Copy every record below, exactly as written.
**** Data extract ****
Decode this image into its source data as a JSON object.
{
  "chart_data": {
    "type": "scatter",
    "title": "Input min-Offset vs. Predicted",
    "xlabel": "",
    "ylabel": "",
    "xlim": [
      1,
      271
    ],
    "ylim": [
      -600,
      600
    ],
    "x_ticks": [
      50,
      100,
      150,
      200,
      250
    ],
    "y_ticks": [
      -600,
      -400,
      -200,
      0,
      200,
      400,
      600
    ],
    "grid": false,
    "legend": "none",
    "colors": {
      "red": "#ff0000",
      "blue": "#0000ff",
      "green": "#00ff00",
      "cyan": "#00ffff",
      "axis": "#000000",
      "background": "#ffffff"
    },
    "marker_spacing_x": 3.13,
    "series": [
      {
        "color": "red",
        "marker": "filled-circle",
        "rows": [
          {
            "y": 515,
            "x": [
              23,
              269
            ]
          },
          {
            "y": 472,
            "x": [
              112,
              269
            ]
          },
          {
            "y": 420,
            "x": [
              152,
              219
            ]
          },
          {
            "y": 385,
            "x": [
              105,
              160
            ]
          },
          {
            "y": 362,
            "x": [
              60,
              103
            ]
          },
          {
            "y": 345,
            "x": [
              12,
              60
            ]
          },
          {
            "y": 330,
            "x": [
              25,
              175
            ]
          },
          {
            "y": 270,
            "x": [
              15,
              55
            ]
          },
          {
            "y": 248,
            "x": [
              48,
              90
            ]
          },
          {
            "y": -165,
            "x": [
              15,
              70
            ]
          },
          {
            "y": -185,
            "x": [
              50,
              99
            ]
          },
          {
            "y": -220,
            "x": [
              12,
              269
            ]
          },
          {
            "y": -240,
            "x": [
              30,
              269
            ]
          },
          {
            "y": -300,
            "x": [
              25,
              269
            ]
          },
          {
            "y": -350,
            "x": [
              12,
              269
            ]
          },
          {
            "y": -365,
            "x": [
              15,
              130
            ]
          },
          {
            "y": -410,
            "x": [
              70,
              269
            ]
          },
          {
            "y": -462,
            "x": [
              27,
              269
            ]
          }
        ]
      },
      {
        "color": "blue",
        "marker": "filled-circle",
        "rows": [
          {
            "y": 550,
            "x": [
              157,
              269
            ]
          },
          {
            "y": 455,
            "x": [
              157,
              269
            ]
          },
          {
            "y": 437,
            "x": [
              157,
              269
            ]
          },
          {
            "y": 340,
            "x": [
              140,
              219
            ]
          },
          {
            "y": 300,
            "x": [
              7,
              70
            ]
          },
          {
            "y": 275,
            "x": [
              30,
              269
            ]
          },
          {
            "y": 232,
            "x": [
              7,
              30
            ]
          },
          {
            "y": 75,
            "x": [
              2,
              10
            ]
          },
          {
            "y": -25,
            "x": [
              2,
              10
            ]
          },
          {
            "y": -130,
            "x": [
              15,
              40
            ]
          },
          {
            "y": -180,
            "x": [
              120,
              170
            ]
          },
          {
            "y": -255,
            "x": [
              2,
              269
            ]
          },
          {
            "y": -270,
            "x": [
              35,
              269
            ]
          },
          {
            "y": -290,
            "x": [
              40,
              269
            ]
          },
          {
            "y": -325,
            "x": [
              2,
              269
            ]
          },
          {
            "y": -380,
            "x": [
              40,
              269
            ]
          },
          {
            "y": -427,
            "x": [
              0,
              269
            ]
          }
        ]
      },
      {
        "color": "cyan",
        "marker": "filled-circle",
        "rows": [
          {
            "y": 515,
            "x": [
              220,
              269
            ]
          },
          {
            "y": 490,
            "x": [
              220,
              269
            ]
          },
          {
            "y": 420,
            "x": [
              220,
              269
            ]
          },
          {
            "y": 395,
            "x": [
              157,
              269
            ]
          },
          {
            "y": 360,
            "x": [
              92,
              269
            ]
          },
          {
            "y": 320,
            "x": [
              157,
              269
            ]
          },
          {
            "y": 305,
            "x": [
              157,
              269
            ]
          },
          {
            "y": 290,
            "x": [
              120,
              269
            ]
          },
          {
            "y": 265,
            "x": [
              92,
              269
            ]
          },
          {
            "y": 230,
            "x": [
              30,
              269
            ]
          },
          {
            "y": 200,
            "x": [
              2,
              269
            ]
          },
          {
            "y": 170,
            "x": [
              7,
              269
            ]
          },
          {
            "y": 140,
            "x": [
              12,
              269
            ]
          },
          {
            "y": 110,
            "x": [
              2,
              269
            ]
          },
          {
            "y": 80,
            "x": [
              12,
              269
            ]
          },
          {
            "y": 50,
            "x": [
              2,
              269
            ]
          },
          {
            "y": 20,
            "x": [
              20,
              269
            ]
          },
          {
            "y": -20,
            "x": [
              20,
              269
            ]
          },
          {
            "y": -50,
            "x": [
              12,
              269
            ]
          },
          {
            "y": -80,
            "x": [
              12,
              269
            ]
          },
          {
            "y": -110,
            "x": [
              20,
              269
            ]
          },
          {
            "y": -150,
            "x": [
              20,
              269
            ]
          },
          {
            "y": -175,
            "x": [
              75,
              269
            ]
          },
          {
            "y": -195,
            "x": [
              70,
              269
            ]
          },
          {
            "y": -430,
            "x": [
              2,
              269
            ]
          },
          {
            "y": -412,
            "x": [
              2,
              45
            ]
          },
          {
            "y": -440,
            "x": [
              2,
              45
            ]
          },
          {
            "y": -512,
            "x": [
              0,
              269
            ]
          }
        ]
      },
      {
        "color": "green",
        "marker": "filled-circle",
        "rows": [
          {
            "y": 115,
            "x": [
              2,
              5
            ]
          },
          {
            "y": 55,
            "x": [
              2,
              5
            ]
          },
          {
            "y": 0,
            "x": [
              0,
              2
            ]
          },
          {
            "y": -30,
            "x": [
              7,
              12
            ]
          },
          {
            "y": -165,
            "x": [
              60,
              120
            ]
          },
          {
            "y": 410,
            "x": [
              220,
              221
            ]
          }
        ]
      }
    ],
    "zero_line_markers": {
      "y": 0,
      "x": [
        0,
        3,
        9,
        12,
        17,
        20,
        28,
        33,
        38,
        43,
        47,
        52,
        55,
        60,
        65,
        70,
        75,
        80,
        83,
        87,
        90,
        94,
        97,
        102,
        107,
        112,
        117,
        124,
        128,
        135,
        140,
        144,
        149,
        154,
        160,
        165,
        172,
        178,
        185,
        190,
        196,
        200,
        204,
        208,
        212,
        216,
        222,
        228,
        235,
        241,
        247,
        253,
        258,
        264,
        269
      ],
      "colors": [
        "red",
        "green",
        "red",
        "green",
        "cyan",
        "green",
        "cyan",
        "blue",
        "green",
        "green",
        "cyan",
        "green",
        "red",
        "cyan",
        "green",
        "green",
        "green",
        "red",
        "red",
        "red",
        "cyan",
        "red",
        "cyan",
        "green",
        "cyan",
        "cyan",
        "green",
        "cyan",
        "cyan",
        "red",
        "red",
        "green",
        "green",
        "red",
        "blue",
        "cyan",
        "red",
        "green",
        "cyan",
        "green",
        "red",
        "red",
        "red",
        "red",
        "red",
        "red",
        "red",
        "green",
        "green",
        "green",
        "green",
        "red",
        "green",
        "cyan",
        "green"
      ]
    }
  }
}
****
### Expected output
Decode this image into its source data as a JSON object.
{
  "chart_data": {
    "type": "scatter",
    "title": "Input min-Offset vs. Predicted",
    "xlabel": "",
    "ylabel": "",
    "xlim": [
      1,
      271
    ],
    "ylim": [
      -600,
      600
    ],
    "x_ticks": [
      50,
      100,
      150,
      200,
      250
    ],
    "y_ticks": [
      -600,
      -400,
      -200,
      0,
      200,
      400,
      600
    ],
    "grid": false,
    "legend": "none",
    "colors": {
      "red": "#ff0000",
      "blue": "#0000ff",
      "green": "#00ff00",
      "cyan": "#00ffff",
      "axis": "#000000",
      "background": "#ffffff"
    },
    "marker_spacing_x": 3.13,
    "series": [
      {
        "color": "red",
        "marker": "filled-circle",
        "rows": [
          {
            "y": 515,
            "x": [
              23,
              269
            ]
          },
          {
            "y": 472,
            "x": [
              112,
              269
            ]
          },
          {
            "y": 420,
            "x": [
              152,
              219
            ]
          },
          {
            "y": 385,
            "x": [
              105,
              160
            ]
          },
          {
            "y": 362,
            "x": [
              60,
              103
            ]
          },
          {
            "y": 345,
            "x": [
              12,
              60
            ]
          },
          {
            "y": 330,
            "x": [
              25,
              175
            ]
          },
          {
            "y": 270,
            "x": [
              15,
              55
            ]
          },
          {
            "y": 248,
            "x": [
              48,
              90
            ]
          },
          {
            "y": -165,
            "x": [
              15,
              70
            ]
          },
          {
            "y": -185,
            "x": [
              50,
              99
            ]
          },
          {
            "y": -220,
            "x": [
              12,
              269
            ]
          },
          {
            "y": -240,
            "x": [
              30,
              269
            ]
          },
          {
            "y": -300,
            "x": [
              25,
              269
            ]
          },
          {
            "y": -350,
            "x": [
              12,
              269
            ]
          },
          {
            "y": -365,
            "x": [
              15,
              130
            ]
          },
          {
            "y": -410,
            "x": [
              70,
              269
            ]
          },
          {
            "y": -462,
            "x": [
              27,
              269
            ]
          }
        ]
      },
      {
        "color": "blue",
        "marker": "filled-circle",
        "rows": [
          {
            "y": 550,
            "x": [
              157,
              269
            ]
          },
          {
            "y": 455,
            "x": [
              157,
              269
            ]
          },
          {
            "y": 437,
            "x": [
              157,
              269
            ]
          },
          {
            "y": 340,
            "x": [
              140,
              219
            ]
          },
          {
            "y": 300,
            "x": [
              7,
              70
            ]
          },
          {
            "y": 275,
            "x": [
              30,
              269
            ]
          },
          {
            "y": 232,
            "x": [
              7,
              30
            ]
          },
          {
            "y": 75,
            "x": [
              2,
              10
            ]
          },
          {
            "y": -25,
            "x": [
              2,
              10
            ]
          },
          {
            "y": -130,
            "x": [
              15,
              40
            ]
          },
          {
            "y": -180,
            "x": [
              120,
              170
            ]
          },
          {
            "y": -255,
            "x": [
              2,
              269
            ]
          },
          {
            "y": -270,
            "x": [
              35,
              269
            ]
          },
          {
            "y": -290,
            "x": [
              40,
              269
            ]
          },
          {
            "y": -325,
            "x": [
              2,
              269
            ]
          },
          {
            "y": -380,
            "x": [
              40,
              269
            ]
          },
          {
            "y": -427,
            "x": [
              0,
              269
            ]
          }
        ]
      },
      {
        "color": "cyan",
        "marker": "filled-circle",
        "rows": [
          {
            "y": 515,
            "x": [
              220,
              269
            ]
          },
          {
            "y": 490,
            "x": [
              220,
              269
            ]
          },
          {
            "y": 420,
            "x": [
              220,
              269
            ]
          },
          {
            "y": 395,
            "x": [
              157,
              269
            ]
          },
          {
            "y": 360,
            "x": [
              92,
              269
            ]
          },
          {
            "y": 320,
            "x": [
              157,
              269
            ]
          },
          {
            "y": 305,
            "x": [
              157,
              269
            ]
          },
          {
            "y": 290,
            "x": [
              120,
              269
            ]
          },
          {
            "y": 265,
            "x": [
              92,
              269
            ]
          },
          {
            "y": 230,
            "x": [
              30,
              269
            ]
          },
          {
            "y": 200,
            "x": [
              2,
              269
            ]
          },
          {
            "y": 170,
            "x": [
              7,
              269
            ]
          },
          {
            "y": 140,
            "x": [
              12,
              269
            ]
          },
          {
            "y": 110,
            "x": [
              2,
              269
            ]
          },
          {
            "y": 80,
            "x": [
              12,
              269
            ]
          },
          {
            "y": 50,
            "x": [
              2,
              269
            ]
          },
          {
            "y": 20,
            "x": [
              20,
              269
            ]
          },
          {
            "y": -20,
            "x": [
              20,
              269
            ]
          },
          {
            "y": -50,
            "x": [
              12,
              269
            ]
          },
          {
            "y": -80,
            "x": [
              12,
              269
            ]
          },
          {
            "y": -110,
            "x": [
              20,
              269
            ]
          },
          {
            "y": -150,
            "x": [
              20,
              269
            ]
          },
          {
            "y": -175,
            "x": [
              75,
              269
            ]
          },
          {
            "y": -195,
            "x": [
              70,
              269
            ]
          },
          {
            "y": -430,
            "x": [
              2,
              269
            ]
          },
          {
            "y": -412,
            "x": [
              2,
              45
            ]
          },
          {
            "y": -440,
            "x": [
              2,
              45
            ]
          },
          {
            "y": -512,
            "x": [
              0,
              269
            ]
          }
        ]
      },
      {
        "color": "green",
        "marker": "filled-circle",
        "rows": [
          {
            "y": 115,
            "x": [
              2,
              5
            ]
          },
          {
            "y": 55,
            "x": [
              2,
              5
            ]
          },
          {
            "y": 0,
            "x": [
              0,
              2
            ]
          },
          {
            "y": -30,
            "x": [
              7,
              12
            ]
          },
          {
            "y": -165,
            "x": [
              60,
              120
            ]
          },
          {
            "y": 410,
            "x": [
              220,
              221
            ]
          }
        ]
      }
    ],
    "zero_line_markers": {
      "y": 0,
      "x": [
        0,
        3,
        9,
        12,
        17,
        20,
        28,
        33,
        38,
        43,
        47,
        52,
        55,
        60,
        65,
        70,
        75,
        80,
        83,
        87,
        90,
        94,
        97,
        102,
        107,
        112,
        117,
        124,
        128,
        135,
        140,
        144,
        149,
        154,
        160,
        165,
        172,
        178,
        185,
        190,
        196,
        200,
        204,
        208,
        212,
        216,
        222,
        228,
        235,
        241,
        247,
        253,
        258,
        264,
        269
      ],
      "colors": [
        "red",
        "green",
        "red",
        "green",
        "cyan",
        "green",
        "cyan",
        "blue",
        "green",
        "green",
        "cyan",
        "green",
        "red",
        "cyan",
        "green",
        "green",
        "green",
        "red",
        "red",
        "red",
        "cyan",
        "red",
        "cyan",
        "green",
        "cyan",
        "cyan",
        "green",
        "cyan",
        "cyan",
        "red",
        "red",
        "green",
        "green",
        "red",
        "blue",
        "cyan",
        "red",
        "green",
        "cyan",
        "green",
        "red",
        "red",
        "red",
        "red",
        "red",
        "red",
        "red",
        "green",
        "green",
        "green",
        "green",
        "red",
        "green",
        "cyan",
        "green"
      ]
    }
  }
}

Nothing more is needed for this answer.